**Set problem**
Reproduce the items line for line, from their first line through the line that contains "- data-point: [978, 82, 991, 95]", including both of those lines and nothing past them.

>> start Raw data

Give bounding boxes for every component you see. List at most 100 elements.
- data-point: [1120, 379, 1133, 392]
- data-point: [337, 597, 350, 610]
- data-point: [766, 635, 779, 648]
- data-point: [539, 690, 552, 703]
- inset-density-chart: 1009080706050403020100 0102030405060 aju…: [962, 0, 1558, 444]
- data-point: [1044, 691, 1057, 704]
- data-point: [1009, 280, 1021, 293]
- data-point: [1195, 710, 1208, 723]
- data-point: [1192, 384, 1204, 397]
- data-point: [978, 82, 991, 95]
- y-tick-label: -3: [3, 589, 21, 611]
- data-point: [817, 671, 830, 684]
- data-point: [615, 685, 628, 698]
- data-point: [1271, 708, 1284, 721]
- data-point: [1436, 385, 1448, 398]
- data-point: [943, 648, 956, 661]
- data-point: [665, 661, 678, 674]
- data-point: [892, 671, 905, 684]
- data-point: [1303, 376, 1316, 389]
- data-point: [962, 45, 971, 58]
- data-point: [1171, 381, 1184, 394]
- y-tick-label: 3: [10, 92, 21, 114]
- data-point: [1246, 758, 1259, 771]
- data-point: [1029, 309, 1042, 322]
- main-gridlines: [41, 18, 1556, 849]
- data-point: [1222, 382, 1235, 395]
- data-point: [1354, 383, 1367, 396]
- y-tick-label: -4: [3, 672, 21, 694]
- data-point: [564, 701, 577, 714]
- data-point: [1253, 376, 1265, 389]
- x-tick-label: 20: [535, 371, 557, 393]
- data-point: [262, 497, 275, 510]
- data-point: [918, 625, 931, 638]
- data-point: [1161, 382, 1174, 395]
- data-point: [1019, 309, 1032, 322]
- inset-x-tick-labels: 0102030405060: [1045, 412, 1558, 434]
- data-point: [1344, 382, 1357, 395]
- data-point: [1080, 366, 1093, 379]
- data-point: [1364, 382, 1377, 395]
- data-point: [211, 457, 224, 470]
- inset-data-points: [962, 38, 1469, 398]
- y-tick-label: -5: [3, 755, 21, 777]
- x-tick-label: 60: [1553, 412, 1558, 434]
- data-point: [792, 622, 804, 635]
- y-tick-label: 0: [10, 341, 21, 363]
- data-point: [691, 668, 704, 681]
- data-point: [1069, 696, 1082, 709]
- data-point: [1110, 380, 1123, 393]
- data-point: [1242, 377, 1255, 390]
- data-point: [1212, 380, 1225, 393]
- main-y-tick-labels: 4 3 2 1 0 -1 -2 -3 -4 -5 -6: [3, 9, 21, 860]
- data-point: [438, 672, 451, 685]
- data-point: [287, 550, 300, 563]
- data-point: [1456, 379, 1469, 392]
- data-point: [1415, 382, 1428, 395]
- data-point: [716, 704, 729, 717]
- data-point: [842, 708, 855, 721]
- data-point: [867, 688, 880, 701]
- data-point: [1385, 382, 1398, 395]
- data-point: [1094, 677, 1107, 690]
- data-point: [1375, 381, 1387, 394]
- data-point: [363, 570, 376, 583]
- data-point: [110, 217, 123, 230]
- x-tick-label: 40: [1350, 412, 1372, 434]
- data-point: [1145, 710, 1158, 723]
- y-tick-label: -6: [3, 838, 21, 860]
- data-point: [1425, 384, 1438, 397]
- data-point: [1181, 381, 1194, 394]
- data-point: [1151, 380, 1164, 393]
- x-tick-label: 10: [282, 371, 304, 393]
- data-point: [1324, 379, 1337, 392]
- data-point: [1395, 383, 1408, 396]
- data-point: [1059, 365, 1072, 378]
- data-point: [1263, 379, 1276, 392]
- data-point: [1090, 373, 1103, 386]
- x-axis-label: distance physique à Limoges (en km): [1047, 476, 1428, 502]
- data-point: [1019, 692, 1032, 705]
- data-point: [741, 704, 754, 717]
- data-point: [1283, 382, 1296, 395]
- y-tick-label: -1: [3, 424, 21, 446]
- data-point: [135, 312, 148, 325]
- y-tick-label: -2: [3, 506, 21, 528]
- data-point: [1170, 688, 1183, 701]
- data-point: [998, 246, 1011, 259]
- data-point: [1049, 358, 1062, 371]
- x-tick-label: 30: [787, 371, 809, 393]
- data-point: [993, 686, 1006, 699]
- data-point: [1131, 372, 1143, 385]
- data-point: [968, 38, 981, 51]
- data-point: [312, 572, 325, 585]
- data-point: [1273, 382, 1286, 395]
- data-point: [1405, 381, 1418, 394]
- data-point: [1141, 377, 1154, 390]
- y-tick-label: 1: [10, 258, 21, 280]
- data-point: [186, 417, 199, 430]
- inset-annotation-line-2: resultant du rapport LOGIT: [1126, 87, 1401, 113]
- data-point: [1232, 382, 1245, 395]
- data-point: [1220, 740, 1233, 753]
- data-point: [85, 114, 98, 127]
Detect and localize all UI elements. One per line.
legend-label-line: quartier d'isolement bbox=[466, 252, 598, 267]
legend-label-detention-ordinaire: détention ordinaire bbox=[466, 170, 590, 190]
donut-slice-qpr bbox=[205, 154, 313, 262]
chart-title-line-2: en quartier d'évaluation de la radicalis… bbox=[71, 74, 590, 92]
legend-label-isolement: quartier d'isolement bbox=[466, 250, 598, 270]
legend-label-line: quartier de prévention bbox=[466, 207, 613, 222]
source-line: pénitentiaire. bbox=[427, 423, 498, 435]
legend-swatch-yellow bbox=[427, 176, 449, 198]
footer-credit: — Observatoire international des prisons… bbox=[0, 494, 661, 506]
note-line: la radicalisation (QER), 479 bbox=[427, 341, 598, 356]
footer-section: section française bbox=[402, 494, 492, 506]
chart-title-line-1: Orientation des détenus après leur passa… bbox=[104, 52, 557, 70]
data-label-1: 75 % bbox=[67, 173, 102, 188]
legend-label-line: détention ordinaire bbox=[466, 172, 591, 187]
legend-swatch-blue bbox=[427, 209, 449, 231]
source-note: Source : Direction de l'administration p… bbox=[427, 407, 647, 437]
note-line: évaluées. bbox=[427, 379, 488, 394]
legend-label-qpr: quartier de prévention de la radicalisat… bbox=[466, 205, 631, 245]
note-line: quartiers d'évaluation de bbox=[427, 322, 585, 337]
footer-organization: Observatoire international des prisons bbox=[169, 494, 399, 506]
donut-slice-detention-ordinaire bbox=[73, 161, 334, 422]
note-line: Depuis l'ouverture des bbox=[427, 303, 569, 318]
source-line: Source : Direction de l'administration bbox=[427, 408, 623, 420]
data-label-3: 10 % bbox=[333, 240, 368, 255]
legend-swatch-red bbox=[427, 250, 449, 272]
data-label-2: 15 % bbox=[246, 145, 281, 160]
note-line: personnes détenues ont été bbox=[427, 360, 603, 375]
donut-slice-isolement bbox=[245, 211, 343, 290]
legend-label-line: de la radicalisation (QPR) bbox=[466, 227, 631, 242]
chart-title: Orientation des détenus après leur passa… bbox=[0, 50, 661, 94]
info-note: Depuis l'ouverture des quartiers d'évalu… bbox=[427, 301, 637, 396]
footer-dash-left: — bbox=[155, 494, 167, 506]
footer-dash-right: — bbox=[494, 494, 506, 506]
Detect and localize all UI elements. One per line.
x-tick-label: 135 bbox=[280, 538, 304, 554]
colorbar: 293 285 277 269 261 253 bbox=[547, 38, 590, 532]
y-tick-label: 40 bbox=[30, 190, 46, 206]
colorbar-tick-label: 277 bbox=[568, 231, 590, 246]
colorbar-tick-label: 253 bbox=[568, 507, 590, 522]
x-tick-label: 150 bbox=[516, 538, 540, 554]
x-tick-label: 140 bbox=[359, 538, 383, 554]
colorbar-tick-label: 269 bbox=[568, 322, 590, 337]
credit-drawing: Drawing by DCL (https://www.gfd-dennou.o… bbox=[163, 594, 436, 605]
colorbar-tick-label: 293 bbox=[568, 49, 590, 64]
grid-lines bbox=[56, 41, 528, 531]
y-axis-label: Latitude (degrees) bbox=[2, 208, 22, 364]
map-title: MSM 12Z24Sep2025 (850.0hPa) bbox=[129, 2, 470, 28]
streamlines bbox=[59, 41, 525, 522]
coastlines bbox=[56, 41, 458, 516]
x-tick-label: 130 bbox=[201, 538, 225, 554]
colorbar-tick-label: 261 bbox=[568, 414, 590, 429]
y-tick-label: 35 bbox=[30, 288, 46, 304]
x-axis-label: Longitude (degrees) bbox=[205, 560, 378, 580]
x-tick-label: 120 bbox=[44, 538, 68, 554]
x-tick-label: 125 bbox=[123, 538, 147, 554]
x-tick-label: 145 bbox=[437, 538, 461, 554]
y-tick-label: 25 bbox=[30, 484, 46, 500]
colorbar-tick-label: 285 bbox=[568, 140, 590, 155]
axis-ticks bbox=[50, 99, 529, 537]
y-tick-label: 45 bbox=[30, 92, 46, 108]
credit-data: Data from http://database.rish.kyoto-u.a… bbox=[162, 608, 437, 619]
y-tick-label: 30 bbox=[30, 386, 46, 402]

>> end Raw data

**Result of this exercise**
Give bounding boxes for every component you see. List at most 100 elements.
- data-point: [1120, 379, 1133, 392]
- data-point: [337, 597, 350, 610]
- data-point: [766, 635, 779, 648]
- data-point: [539, 690, 552, 703]
- inset-density-chart: 1009080706050403020100 0102030405060 aju…: [962, 0, 1558, 444]
- data-point: [1044, 691, 1057, 704]
- data-point: [1009, 280, 1021, 293]
- data-point: [1195, 710, 1208, 723]
- data-point: [1192, 384, 1204, 397]
- data-point: [978, 82, 991, 95]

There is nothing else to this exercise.